### [Work to do]
Set out every line bearing the string "Omega".

### [Exercise data]

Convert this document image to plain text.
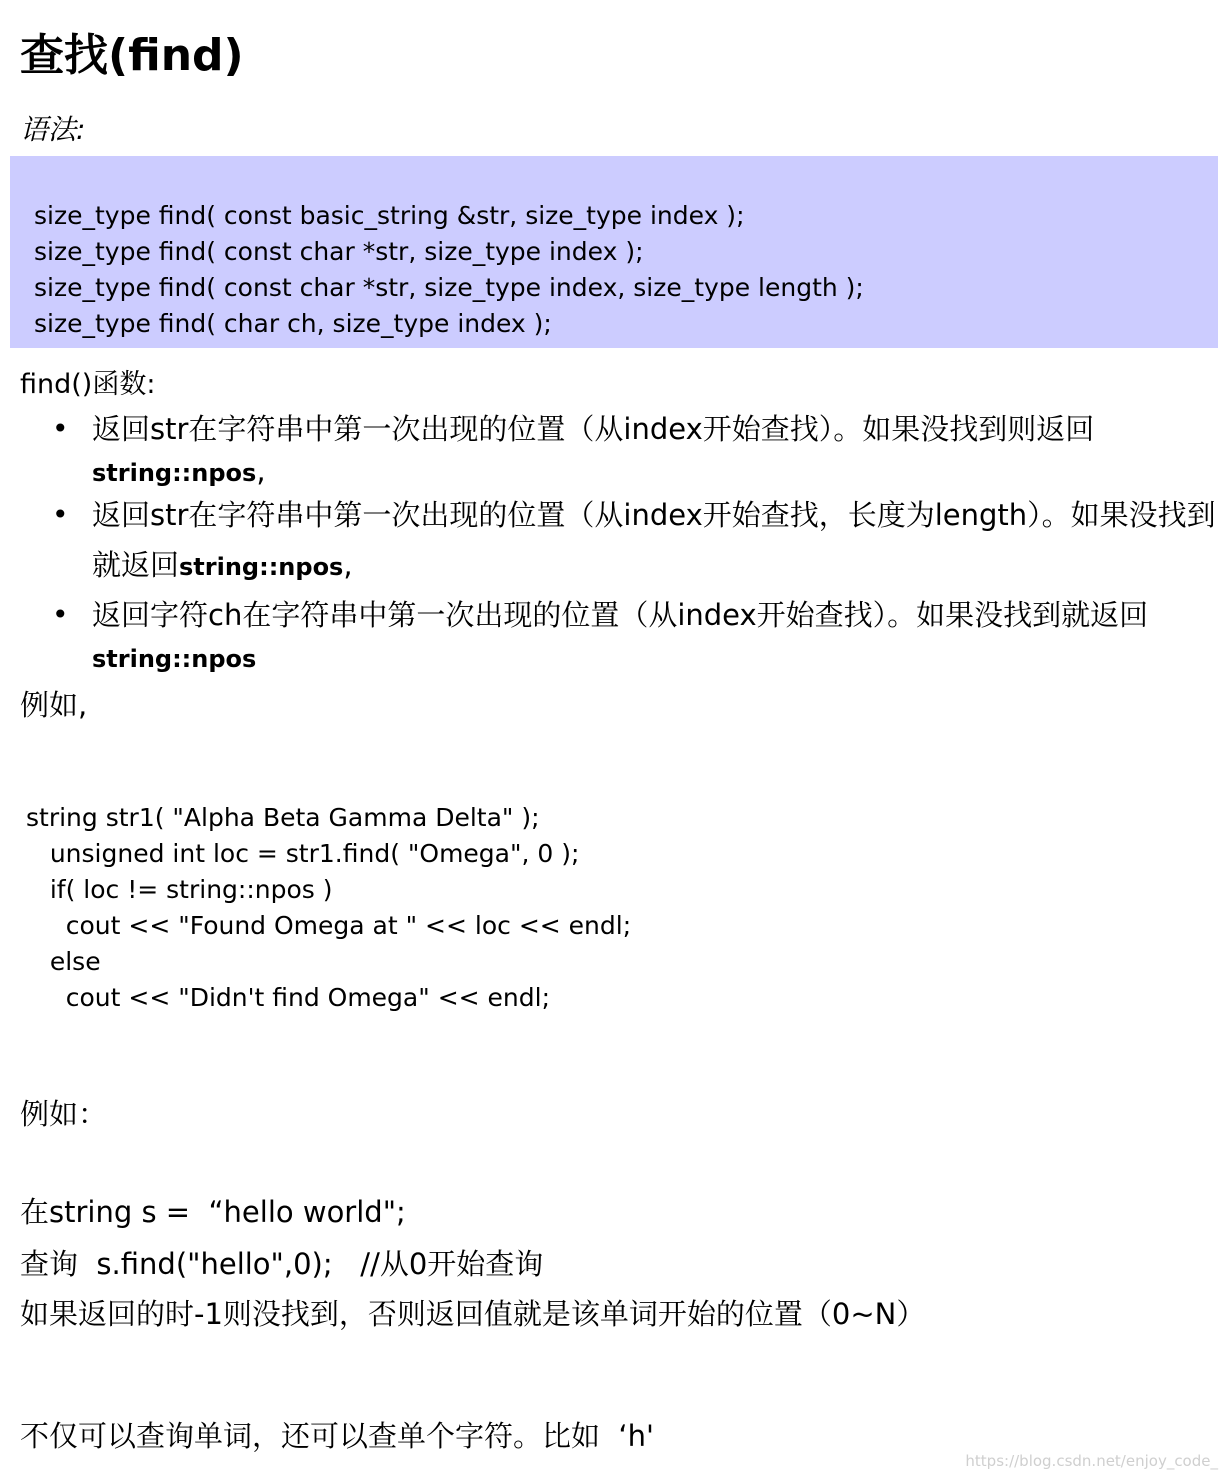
查找(find)
语法:
size_type find( const basic_string &str, size_type index );
size_type find( const char *str, size_type index );
size_type find( const char *str, size_type index, size_type length );
size_type find( char ch, size_type index );
find()函数:
• 返回str在字符串中第一次出现的位置（从index开始查找）。如果没找到则返回
string::npos,
• 返回str在字符串中第一次出现的位置（从index开始查找，长度为length）。如果没找到
就返回string::npos,
• 返回字符ch在字符串中第一次出现的位置（从index开始查找）。如果没找到就返回
string::npos
例如,
string str1( "Alpha Beta Gamma Delta" );
unsigned int loc = str1.find( "Omega", 0 );
if( loc != string::npos )
cout << "Found Omega at " << loc << endl;
else
cout << "Didn't find Omega" << endl;
例如：
在string s =  “hello world";
查询  s.find("hello",0);   //从0开始查询
如果返回的时-1则没找到，否则返回值就是该单词开始的位置（0~N）
不仅可以查询单词，还可以查单个字符。比如  ‘h'
https://blog.csdn.net/enjoy_code_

### [Written solution]
unsigned int loc = str1.find( "Omega", 0 );
cout << "Found Omega at " << loc << endl;
cout << "Didn't find Omega" << endl;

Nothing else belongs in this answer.